§ What is needed: Your task is to print all of the data word for word.

§ Records:

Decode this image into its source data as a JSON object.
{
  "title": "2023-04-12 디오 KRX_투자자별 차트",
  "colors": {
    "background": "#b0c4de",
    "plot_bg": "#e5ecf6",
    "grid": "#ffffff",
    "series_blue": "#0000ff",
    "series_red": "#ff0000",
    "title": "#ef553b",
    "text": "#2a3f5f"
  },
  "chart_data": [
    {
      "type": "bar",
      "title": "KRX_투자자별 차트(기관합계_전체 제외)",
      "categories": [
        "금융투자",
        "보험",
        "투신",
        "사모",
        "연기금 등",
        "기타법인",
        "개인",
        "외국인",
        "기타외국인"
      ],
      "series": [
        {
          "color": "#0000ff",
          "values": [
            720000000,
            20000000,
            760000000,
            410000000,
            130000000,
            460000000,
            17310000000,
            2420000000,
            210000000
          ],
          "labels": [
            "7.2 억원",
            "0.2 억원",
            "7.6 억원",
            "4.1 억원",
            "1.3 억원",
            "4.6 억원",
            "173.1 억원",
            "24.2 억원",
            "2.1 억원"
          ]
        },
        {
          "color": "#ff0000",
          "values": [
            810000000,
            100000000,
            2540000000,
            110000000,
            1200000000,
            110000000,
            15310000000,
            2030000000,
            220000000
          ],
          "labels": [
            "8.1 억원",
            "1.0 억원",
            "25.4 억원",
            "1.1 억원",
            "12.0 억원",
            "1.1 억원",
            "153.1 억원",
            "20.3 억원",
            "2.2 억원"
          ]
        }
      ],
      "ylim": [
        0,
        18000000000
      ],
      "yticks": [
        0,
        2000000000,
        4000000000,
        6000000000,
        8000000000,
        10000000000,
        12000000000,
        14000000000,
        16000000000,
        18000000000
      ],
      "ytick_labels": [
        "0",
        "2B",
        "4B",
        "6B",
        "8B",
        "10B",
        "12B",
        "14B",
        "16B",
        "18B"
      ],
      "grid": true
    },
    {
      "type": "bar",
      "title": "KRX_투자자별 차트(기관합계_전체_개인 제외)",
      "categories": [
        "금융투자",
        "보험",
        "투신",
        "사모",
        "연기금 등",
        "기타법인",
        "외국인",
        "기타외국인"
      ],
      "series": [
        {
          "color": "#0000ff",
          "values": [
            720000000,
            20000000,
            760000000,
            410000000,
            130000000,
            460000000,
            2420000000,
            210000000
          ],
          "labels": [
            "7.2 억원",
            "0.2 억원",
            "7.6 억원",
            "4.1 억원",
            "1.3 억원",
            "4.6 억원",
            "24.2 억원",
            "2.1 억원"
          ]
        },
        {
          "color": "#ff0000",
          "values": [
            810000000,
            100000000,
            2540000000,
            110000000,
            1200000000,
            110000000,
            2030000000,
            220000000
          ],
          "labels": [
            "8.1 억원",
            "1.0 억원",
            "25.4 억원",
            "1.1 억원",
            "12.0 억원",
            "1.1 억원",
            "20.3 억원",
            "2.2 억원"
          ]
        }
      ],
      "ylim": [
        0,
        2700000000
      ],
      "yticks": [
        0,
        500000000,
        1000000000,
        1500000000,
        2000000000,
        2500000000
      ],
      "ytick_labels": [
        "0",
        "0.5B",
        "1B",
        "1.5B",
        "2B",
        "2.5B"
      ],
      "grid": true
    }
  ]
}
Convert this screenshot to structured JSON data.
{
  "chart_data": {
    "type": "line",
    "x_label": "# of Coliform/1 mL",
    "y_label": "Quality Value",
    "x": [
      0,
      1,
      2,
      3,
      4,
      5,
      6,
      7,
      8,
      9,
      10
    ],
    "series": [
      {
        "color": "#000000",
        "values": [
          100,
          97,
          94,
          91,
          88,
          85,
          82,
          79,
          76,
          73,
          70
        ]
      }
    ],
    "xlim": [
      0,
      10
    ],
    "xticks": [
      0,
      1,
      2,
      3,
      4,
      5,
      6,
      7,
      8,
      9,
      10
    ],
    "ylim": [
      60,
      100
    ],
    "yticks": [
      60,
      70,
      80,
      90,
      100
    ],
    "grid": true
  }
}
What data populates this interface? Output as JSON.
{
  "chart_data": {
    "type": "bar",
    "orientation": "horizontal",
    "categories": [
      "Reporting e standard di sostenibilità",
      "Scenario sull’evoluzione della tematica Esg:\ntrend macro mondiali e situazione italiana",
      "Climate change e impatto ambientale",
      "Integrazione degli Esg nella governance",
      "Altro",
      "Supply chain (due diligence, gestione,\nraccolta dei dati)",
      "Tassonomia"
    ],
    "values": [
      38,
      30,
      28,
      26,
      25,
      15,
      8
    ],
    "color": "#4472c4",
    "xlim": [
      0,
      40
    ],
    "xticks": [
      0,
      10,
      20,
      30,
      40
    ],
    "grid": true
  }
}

§ Answer in full:
Decode this image into its source data as a JSON object.
{
  "title": "2023-04-12 디오 KRX_투자자별 차트",
  "colors": {
    "background": "#b0c4de",
    "plot_bg": "#e5ecf6",
    "grid": "#ffffff",
    "series_blue": "#0000ff",
    "series_red": "#ff0000",
    "title": "#ef553b",
    "text": "#2a3f5f"
  },
  "chart_data": [
    {
      "type": "bar",
      "title": "KRX_투자자별 차트(기관합계_전체 제외)",
      "categories": [
        "금융투자",
        "보험",
        "투신",
        "사모",
        "연기금 등",
        "기타법인",
        "개인",
        "외국인",
        "기타외국인"
      ],
      "series": [
        {
          "color": "#0000ff",
          "values": [
            720000000,
            20000000,
            760000000,
            410000000,
            130000000,
            460000000,
            17310000000,
            2420000000,
            210000000
          ],
          "labels": [
            "7.2 억원",
            "0.2 억원",
            "7.6 억원",
            "4.1 억원",
            "1.3 억원",
            "4.6 억원",
            "173.1 억원",
            "24.2 억원",
            "2.1 억원"
          ]
        },
        {
          "color": "#ff0000",
          "values": [
            810000000,
            100000000,
            2540000000,
            110000000,
            1200000000,
            110000000,
            15310000000,
            2030000000,
            220000000
          ],
          "labels": [
            "8.1 억원",
            "1.0 억원",
            "25.4 억원",
            "1.1 억원",
            "12.0 억원",
            "1.1 억원",
            "153.1 억원",
            "20.3 억원",
            "2.2 억원"
          ]
        }
      ],
      "ylim": [
        0,
        18000000000
      ],
      "yticks": [
        0,
        2000000000,
        4000000000,
        6000000000,
        8000000000,
        10000000000,
        12000000000,
        14000000000,
        16000000000,
        18000000000
      ],
      "ytick_labels": [
        "0",
        "2B",
        "4B",
        "6B",
        "8B",
        "10B",
        "12B",
        "14B",
        "16B",
        "18B"
      ],
      "grid": true
    },
    {
      "type": "bar",
      "title": "KRX_투자자별 차트(기관합계_전체_개인 제외)",
      "categories": [
        "금융투자",
        "보험",
        "투신",
        "사모",
        "연기금 등",
        "기타법인",
        "외국인",
        "기타외국인"
      ],
      "series": [
        {
          "color": "#0000ff",
          "values": [
            720000000,
            20000000,
            760000000,
            410000000,
            130000000,
            460000000,
            2420000000,
            210000000
          ],
          "labels": [
            "7.2 억원",
            "0.2 억원",
            "7.6 억원",
            "4.1 억원",
            "1.3 억원",
            "4.6 억원",
            "24.2 억원",
            "2.1 억원"
          ]
        },
        {
          "color": "#ff0000",
          "values": [
            810000000,
            100000000,
            2540000000,
            110000000,
            1200000000,
            110000000,
            2030000000,
            220000000
          ],
          "labels": [
            "8.1 억원",
            "1.0 억원",
            "25.4 억원",
            "1.1 억원",
            "12.0 억원",
            "1.1 억원",
            "20.3 억원",
            "2.2 억원"
          ]
        }
      ],
      "ylim": [
        0,
        2700000000
      ],
      "yticks": [
        0,
        500000000,
        1000000000,
        1500000000,
        2000000000,
        2500000000
      ],
      "ytick_labels": [
        "0",
        "0.5B",
        "1B",
        "1.5B",
        "2B",
        "2.5B"
      ],
      "grid": true
    }
  ]
}
Convert this screenshot to structured JSON data.
{
  "chart_data": {
    "type": "line",
    "x_label": "# of Coliform/1 mL",
    "y_label": "Quality Value",
    "x": [
      0,
      1,
      2,
      3,
      4,
      5,
      6,
      7,
      8,
      9,
      10
    ],
    "series": [
      {
        "color": "#000000",
        "values": [
          100,
          97,
          94,
          91,
          88,
          85,
          82,
          79,
          76,
          73,
          70
        ]
      }
    ],
    "xlim": [
      0,
      10
    ],
    "xticks": [
      0,
      1,
      2,
      3,
      4,
      5,
      6,
      7,
      8,
      9,
      10
    ],
    "ylim": [
      60,
      100
    ],
    "yticks": [
      60,
      70,
      80,
      90,
      100
    ],
    "grid": true
  }
}
What data populates this interface? Output as JSON.
{
  "chart_data": {
    "type": "bar",
    "orientation": "horizontal",
    "categories": [
      "Reporting e standard di sostenibilità",
      "Scenario sull’evoluzione della tematica Esg:\ntrend macro mondiali e situazione italiana",
      "Climate change e impatto ambientale",
      "Integrazione degli Esg nella governance",
      "Altro",
      "Supply chain (due diligence, gestione,\nraccolta dei dati)",
      "Tassonomia"
    ],
    "values": [
      38,
      30,
      28,
      26,
      25,
      15,
      8
    ],
    "color": "#4472c4",
    "xlim": [
      0,
      40
    ],
    "xticks": [
      0,
      10,
      20,
      30,
      40
    ],
    "grid": true
  }
}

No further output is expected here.